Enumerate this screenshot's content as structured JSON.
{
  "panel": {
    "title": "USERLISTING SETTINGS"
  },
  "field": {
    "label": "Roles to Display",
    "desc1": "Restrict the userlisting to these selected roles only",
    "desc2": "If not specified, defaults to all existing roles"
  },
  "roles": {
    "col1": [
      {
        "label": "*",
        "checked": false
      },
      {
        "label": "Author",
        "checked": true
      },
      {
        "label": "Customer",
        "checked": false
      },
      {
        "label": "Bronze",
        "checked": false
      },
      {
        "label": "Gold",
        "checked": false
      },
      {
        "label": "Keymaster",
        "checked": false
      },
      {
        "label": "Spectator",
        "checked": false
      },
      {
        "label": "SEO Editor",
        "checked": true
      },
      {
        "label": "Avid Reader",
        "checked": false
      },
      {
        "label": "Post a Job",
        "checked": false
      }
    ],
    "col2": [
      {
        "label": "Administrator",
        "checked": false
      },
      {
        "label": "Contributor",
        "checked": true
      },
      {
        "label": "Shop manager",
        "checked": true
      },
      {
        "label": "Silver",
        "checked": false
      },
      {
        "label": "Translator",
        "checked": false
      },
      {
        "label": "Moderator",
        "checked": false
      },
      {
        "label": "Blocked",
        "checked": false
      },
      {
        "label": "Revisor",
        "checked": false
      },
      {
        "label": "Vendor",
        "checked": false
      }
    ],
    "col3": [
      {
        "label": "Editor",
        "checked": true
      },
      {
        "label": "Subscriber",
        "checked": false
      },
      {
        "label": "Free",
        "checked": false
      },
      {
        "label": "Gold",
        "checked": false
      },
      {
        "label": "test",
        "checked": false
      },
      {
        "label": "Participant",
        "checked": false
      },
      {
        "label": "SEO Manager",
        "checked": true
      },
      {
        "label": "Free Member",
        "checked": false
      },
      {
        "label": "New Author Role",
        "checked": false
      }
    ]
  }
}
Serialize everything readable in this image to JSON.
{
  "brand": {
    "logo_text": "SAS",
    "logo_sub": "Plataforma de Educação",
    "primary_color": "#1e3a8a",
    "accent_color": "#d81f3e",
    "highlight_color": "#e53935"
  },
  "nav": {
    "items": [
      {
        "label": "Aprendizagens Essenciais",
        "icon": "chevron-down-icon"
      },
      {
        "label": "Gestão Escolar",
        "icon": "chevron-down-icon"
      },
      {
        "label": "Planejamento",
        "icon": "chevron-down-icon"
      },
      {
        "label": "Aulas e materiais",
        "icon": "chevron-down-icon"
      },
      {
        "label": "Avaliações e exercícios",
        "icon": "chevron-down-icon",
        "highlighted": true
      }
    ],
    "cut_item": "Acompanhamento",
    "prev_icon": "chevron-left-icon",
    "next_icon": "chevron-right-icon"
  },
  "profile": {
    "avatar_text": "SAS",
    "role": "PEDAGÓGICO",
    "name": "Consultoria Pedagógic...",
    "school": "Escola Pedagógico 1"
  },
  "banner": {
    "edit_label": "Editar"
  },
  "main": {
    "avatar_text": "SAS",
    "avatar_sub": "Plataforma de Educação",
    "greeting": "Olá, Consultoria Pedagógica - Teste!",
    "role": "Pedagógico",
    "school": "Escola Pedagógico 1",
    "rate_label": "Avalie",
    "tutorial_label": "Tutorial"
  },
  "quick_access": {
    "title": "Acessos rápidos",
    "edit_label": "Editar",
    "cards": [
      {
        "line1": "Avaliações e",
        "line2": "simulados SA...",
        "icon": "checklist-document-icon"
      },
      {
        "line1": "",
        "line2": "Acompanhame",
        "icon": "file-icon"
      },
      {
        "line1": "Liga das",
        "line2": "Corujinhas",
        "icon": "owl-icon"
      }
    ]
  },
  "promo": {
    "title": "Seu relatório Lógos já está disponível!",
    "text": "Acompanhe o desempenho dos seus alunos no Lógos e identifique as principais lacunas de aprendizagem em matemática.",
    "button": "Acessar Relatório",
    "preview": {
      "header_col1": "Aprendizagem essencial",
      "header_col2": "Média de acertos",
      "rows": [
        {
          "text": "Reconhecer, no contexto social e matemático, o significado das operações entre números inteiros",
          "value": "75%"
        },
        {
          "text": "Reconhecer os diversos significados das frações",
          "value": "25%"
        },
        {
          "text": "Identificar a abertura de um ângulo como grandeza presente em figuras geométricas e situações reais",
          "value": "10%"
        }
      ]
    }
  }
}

▶ **GOAL OF THE EXERCISE**: Find all lines where the word "title" appears. Copy them.

▶ **SOLUTION TO THE PROBLEM**:
    "title": "USERLISTING SETTINGS"
    "title": "Acessos rápidos",
    "title": "Seu relatório Lógos já está disponível!",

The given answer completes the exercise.